Data section -
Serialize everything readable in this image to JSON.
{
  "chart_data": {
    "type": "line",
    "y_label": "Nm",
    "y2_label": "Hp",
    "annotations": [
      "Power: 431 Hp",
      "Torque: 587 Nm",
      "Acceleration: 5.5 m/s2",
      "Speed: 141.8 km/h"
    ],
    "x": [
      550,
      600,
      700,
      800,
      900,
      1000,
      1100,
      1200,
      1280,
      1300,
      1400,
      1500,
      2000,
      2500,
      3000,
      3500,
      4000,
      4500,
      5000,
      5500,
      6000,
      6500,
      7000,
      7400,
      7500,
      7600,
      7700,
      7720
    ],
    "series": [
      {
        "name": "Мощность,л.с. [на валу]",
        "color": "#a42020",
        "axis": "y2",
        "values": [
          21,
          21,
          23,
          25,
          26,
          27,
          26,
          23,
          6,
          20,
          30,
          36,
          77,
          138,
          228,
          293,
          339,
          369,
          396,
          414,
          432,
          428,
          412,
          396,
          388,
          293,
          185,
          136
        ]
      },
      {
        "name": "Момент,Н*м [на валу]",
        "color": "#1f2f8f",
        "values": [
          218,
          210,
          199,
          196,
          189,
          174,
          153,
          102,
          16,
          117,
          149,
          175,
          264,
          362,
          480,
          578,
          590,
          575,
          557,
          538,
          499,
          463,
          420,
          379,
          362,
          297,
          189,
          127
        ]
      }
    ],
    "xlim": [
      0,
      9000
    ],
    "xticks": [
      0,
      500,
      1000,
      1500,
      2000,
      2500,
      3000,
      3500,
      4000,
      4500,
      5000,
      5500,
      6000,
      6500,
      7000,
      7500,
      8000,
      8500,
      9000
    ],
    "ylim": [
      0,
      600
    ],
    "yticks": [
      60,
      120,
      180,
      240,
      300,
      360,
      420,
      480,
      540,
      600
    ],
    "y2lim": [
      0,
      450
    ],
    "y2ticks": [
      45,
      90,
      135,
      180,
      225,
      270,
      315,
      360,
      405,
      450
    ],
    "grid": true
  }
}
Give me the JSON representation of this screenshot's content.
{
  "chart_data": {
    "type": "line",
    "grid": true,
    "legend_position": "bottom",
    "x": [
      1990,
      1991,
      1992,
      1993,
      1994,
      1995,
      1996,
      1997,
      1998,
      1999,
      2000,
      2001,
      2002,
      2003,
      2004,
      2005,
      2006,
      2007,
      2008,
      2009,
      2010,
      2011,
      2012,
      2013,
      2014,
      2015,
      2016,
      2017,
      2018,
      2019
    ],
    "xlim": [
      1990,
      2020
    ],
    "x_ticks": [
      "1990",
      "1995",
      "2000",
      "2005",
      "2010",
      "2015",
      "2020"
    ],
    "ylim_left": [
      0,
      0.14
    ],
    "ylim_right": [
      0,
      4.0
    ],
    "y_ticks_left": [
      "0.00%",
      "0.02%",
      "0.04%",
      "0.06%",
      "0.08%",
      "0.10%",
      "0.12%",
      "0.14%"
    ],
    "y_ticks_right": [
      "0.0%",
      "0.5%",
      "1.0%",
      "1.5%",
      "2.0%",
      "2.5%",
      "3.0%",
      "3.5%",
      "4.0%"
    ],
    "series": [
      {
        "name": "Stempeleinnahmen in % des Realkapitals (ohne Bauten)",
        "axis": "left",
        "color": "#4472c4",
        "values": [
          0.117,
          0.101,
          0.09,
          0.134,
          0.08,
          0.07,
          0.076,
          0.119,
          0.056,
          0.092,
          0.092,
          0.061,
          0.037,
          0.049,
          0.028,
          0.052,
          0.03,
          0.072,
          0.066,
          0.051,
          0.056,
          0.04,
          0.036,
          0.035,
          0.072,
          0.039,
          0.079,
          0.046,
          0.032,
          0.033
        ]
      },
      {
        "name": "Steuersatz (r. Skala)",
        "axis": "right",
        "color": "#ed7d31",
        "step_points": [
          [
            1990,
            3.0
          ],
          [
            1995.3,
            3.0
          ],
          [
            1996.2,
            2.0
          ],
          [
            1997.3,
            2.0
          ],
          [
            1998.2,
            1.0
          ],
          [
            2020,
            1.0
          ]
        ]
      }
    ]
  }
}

Your goal -
Return all the lines that contain the string "color".

Result of the task -
        "color": "#a42020",
        "color": "#1f2f8f",
        "color": "#4472c4",
        "color": "#ed7d31",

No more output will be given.